__What to do__: Each line of the listing that contains the word "JSON" is to be copied.

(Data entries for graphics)
## start
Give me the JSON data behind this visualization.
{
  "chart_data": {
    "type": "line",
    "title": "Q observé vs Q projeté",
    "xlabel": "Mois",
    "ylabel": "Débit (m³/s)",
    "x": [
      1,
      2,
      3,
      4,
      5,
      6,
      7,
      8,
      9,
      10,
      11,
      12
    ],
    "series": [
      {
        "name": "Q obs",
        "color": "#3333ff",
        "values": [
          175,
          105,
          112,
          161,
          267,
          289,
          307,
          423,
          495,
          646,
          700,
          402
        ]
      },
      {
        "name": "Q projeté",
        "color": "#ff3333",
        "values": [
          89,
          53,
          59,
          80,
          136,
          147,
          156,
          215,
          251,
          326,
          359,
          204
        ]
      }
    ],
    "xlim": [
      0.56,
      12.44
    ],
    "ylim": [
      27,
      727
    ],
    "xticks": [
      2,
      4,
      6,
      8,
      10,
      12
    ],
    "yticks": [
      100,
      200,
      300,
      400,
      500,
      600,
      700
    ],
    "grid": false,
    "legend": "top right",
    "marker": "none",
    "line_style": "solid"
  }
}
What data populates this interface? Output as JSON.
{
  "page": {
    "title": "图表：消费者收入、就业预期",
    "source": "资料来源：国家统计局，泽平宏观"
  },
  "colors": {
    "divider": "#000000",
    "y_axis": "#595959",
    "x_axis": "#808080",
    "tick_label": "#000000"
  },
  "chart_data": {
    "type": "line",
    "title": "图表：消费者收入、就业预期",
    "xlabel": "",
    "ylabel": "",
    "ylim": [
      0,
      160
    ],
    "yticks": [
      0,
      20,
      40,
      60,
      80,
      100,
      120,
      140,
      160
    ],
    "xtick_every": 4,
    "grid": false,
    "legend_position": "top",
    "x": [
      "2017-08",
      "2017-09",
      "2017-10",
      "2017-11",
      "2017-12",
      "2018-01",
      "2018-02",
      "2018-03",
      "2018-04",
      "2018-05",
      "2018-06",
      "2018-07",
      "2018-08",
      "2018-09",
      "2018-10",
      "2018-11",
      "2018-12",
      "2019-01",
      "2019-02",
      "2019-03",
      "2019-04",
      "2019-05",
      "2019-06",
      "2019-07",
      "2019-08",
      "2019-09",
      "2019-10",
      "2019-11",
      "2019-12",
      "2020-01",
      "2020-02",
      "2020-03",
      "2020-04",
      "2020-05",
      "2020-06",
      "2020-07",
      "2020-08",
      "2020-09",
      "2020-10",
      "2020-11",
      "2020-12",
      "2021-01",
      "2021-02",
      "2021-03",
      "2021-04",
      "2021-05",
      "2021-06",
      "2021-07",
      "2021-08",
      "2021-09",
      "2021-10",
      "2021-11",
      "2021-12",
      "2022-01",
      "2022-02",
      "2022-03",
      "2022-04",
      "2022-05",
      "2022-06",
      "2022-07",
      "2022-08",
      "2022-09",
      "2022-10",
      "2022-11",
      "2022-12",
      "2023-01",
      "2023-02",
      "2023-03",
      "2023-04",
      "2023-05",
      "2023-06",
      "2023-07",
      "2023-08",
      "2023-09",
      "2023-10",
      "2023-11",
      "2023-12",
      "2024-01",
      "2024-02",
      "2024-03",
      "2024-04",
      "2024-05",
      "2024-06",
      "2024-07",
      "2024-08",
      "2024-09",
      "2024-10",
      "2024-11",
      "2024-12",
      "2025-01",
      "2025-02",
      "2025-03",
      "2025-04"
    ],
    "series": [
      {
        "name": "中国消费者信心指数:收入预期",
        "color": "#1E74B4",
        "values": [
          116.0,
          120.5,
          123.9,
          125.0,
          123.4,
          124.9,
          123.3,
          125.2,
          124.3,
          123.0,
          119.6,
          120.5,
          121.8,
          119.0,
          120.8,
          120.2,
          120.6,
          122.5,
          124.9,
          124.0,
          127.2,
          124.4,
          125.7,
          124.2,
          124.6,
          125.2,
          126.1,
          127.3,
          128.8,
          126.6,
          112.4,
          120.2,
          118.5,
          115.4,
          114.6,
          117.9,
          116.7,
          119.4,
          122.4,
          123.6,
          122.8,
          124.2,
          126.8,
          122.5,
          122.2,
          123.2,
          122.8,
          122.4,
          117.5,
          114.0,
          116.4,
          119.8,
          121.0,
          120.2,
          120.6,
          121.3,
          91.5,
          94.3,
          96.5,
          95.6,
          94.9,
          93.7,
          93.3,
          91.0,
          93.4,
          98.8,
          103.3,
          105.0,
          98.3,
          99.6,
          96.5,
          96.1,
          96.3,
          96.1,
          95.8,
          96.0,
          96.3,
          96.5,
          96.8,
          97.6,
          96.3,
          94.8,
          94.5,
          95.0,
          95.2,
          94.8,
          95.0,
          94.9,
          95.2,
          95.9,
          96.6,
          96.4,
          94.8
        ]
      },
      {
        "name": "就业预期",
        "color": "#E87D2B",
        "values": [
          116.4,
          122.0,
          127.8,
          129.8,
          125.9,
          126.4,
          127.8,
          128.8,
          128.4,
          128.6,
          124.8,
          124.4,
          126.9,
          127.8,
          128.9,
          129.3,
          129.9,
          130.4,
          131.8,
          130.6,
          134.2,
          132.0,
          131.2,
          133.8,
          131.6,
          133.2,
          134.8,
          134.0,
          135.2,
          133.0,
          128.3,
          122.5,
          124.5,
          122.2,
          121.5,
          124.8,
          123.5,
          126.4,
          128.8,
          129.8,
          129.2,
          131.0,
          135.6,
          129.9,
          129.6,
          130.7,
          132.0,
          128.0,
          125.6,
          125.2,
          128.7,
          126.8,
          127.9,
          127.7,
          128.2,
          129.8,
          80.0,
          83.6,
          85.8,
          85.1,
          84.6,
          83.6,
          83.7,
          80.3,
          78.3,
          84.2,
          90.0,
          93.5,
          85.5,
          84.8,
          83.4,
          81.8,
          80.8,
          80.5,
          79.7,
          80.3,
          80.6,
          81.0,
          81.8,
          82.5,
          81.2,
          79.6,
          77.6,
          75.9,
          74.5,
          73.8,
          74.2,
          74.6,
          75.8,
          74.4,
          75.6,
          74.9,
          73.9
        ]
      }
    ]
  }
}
## end
__The reply__:
Give me the JSON data behind this visualization.
What data populates this interface? Output as JSON.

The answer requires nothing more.